BRIEF: Report each line of the entries below that includes "Niemi".

[Document transcription data]
########################################
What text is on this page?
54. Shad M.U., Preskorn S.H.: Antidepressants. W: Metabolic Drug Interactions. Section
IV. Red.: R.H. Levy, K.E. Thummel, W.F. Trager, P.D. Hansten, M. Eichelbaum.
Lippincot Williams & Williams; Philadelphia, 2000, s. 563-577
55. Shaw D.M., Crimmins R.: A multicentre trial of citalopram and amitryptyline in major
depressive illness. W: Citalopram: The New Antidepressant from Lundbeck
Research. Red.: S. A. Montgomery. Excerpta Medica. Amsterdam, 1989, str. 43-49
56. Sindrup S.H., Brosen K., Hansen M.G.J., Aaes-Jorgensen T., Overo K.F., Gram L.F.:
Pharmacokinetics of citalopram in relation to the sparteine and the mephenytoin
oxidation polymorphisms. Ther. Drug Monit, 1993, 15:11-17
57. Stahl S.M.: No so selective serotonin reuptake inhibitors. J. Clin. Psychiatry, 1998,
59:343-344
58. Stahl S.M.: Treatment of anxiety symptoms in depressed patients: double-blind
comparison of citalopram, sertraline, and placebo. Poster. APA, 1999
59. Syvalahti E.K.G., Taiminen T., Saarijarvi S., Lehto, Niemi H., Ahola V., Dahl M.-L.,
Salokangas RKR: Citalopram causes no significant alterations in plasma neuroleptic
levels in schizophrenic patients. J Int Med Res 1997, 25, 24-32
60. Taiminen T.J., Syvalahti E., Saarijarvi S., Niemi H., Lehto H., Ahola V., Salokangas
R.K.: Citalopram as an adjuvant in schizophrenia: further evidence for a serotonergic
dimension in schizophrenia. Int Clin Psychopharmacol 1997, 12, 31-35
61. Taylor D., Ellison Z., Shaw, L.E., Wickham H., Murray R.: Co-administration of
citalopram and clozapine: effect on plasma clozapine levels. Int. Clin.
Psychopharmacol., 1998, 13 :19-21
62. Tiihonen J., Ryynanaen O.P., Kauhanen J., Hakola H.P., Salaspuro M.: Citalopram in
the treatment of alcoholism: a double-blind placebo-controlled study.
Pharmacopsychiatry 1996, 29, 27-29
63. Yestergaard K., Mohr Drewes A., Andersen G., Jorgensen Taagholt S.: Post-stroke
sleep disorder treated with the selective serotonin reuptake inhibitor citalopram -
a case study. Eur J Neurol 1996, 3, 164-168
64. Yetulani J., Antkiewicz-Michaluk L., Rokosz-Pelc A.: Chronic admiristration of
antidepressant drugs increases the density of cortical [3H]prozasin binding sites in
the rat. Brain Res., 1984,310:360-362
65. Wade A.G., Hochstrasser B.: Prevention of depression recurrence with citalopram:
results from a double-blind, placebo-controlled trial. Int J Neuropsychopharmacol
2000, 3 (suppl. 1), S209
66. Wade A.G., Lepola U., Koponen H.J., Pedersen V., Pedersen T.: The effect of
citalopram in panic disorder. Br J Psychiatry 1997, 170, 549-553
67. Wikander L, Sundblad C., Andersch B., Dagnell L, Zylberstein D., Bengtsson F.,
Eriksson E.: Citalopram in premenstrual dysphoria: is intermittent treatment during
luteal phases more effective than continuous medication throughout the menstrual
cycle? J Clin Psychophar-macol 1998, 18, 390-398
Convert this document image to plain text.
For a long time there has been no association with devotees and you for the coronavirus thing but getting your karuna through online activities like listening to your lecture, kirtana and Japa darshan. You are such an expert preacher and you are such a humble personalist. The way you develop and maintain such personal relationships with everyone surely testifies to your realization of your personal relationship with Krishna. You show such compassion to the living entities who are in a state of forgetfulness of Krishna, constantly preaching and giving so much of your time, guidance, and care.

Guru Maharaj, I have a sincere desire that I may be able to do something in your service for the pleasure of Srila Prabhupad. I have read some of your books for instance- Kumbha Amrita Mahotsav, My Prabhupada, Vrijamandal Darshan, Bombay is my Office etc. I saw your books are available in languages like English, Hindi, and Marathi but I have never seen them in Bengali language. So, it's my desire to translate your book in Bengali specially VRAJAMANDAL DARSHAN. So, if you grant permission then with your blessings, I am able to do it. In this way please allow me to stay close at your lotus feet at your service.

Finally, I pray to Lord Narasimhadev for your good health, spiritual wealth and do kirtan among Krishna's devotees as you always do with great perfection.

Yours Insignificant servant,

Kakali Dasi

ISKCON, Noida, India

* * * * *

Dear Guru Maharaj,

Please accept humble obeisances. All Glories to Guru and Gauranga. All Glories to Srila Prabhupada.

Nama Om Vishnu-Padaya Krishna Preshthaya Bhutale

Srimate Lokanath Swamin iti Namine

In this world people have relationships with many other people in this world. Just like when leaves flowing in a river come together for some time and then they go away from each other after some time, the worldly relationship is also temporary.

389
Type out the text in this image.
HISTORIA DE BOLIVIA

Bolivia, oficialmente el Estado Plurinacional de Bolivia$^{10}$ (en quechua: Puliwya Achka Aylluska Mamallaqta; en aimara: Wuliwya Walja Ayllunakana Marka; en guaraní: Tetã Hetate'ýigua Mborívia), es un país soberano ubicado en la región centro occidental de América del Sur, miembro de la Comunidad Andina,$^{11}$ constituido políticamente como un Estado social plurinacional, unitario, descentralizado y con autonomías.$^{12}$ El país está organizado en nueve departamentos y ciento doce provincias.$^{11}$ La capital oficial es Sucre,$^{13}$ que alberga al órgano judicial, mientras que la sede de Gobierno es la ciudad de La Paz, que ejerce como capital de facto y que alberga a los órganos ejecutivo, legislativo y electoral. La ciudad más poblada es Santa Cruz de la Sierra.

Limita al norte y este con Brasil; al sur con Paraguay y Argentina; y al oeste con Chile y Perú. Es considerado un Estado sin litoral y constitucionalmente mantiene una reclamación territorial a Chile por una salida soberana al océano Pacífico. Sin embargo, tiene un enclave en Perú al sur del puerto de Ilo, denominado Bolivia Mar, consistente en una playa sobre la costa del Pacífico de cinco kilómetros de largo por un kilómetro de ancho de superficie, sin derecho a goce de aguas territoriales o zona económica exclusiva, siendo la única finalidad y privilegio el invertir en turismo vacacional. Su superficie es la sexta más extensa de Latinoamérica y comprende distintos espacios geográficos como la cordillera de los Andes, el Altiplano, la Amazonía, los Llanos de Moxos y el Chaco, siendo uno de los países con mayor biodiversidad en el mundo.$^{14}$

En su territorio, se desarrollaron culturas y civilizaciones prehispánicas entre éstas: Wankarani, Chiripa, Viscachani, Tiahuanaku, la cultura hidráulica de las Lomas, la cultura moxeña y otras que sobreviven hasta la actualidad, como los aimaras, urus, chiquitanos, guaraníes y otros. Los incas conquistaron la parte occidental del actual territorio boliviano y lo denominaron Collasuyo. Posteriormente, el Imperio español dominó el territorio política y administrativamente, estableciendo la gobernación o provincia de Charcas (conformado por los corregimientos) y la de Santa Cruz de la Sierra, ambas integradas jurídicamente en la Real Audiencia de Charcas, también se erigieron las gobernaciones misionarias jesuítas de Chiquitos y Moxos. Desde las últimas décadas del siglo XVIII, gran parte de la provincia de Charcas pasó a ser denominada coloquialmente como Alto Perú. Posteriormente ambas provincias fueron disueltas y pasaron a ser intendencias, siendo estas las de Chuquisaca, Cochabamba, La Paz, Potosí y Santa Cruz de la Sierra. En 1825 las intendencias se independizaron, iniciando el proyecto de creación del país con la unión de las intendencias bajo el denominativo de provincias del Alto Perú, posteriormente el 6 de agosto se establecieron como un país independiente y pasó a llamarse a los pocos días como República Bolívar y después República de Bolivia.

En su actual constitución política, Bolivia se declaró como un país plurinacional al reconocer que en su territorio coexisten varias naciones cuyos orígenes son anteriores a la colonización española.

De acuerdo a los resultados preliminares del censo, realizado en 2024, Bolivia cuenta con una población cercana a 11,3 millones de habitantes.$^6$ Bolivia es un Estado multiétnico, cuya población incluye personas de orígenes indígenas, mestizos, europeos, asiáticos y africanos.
########################################
WRITTEN REPLY:
59. Syvalahti E.K.G., Taiminen T., Saarijarvi S., Lehto, Niemi H., Ahola V., Dahl M.-L.,
60. Taiminen T.J., Syvalahti E., Saarijarvi S., Niemi H., Lehto H., Ahola V., Salokangas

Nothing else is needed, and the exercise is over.